To do: Records follow. Select each line holding "sinh".

Exercise inputs:
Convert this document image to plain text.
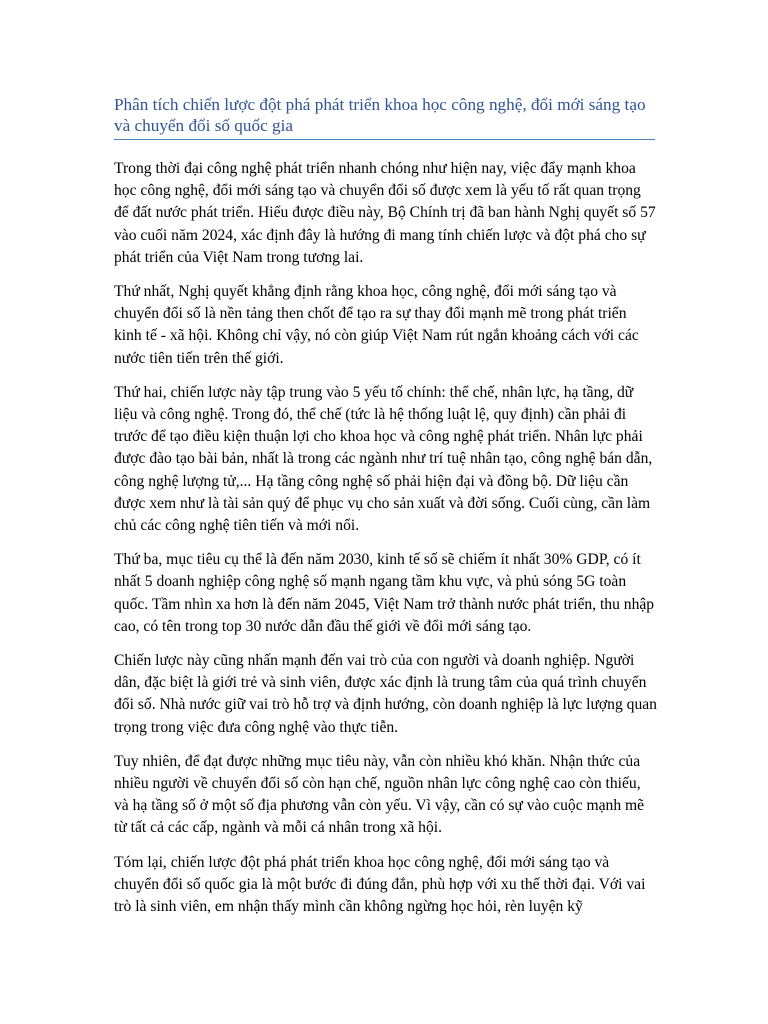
Phân tích chiến lược đột phá phát triển khoa học công nghệ, đổi mới sáng tạo và chuyển đổi số quốc gia

Trong thời đại công nghệ phát triển nhanh chóng như hiện nay, việc đẩy mạnh khoa học công nghệ, đổi mới sáng tạo và chuyển đổi số được xem là yếu tố rất quan trọng để đất nước phát triển. Hiểu được điều này, Bộ Chính trị đã ban hành Nghị quyết số 57 vào cuối năm 2024, xác định đây là hướng đi mang tính chiến lược và đột phá cho sự phát triển của Việt Nam trong tương lai.

Thứ nhất, Nghị quyết khẳng định rằng khoa học, công nghệ, đổi mới sáng tạo và chuyển đổi số là nền tảng then chốt để tạo ra sự thay đổi mạnh mẽ trong phát triển kinh tế - xã hội. Không chỉ vậy, nó còn giúp Việt Nam rút ngắn khoảng cách với các nước tiên tiến trên thế giới.

Thứ hai, chiến lược này tập trung vào 5 yếu tố chính: thể chế, nhân lực, hạ tầng, dữ liệu và công nghệ. Trong đó, thể chế (tức là hệ thống luật lệ, quy định) cần phải đi trước để tạo điều kiện thuận lợi cho khoa học và công nghệ phát triển. Nhân lực phải được đào tạo bài bản, nhất là trong các ngành như trí tuệ nhân tạo, công nghệ bán dẫn, công nghệ lượng tử,... Hạ tầng công nghệ số phải hiện đại và đồng bộ. Dữ liệu cần được xem như là tài sản quý để phục vụ cho sản xuất và đời sống. Cuối cùng, cần làm chủ các công nghệ tiên tiến và mới nổi.

Thứ ba, mục tiêu cụ thể là đến năm 2030, kinh tế số sẽ chiếm ít nhất 30% GDP, có ít nhất 5 doanh nghiệp công nghệ số mạnh ngang tầm khu vực, và phủ sóng 5G toàn quốc. Tầm nhìn xa hơn là đến năm 2045, Việt Nam trở thành nước phát triển, thu nhập cao, có tên trong top 30 nước dẫn đầu thế giới về đổi mới sáng tạo.

Chiến lược này cũng nhấn mạnh đến vai trò của con người và doanh nghiệp. Người dân, đặc biệt là giới trẻ và sinh viên, được xác định là trung tâm của quá trình chuyển đổi số. Nhà nước giữ vai trò hỗ trợ và định hướng, còn doanh nghiệp là lực lượng quan trọng trong việc đưa công nghệ vào thực tiễn.

Tuy nhiên, để đạt được những mục tiêu này, vẫn còn nhiều khó khăn. Nhận thức của nhiều người về chuyển đổi số còn hạn chế, nguồn nhân lực công nghệ cao còn thiếu, và hạ tầng số ở một số địa phương vẫn còn yếu. Vì vậy, cần có sự vào cuộc mạnh mẽ từ tất cả các cấp, ngành và mỗi cá nhân trong xã hội.

Tóm lại, chiến lược đột phá phát triển khoa học công nghệ, đổi mới sáng tạo và chuyển đổi số quốc gia là một bước đi đúng đắn, phù hợp với xu thế thời đại. Với vai trò là sinh viên, em nhận thấy mình cần không ngừng học hỏi, rèn luyện kỹ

Result of the task:
Chiến lược này cũng nhấn mạnh đến vai trò của con người và doanh nghiệp. Người dân, đặc biệt là giới trẻ và sinh viên, được xác định là trung tâm của quá trình chuyển đổi số. Nhà nước giữ vai trò hỗ trợ và định hướng, còn doanh nghiệp là lực lượng quan trọng trong việc đưa công nghệ vào thực tiễn.
Tóm lại, chiến lược đột phá phát triển khoa học công nghệ, đổi mới sáng tạo và chuyển đổi số quốc gia là một bước đi đúng đắn, phù hợp với xu thế thời đại. Với vai trò là sinh viên, em nhận thấy mình cần không ngừng học hỏi, rèn luyện kỹ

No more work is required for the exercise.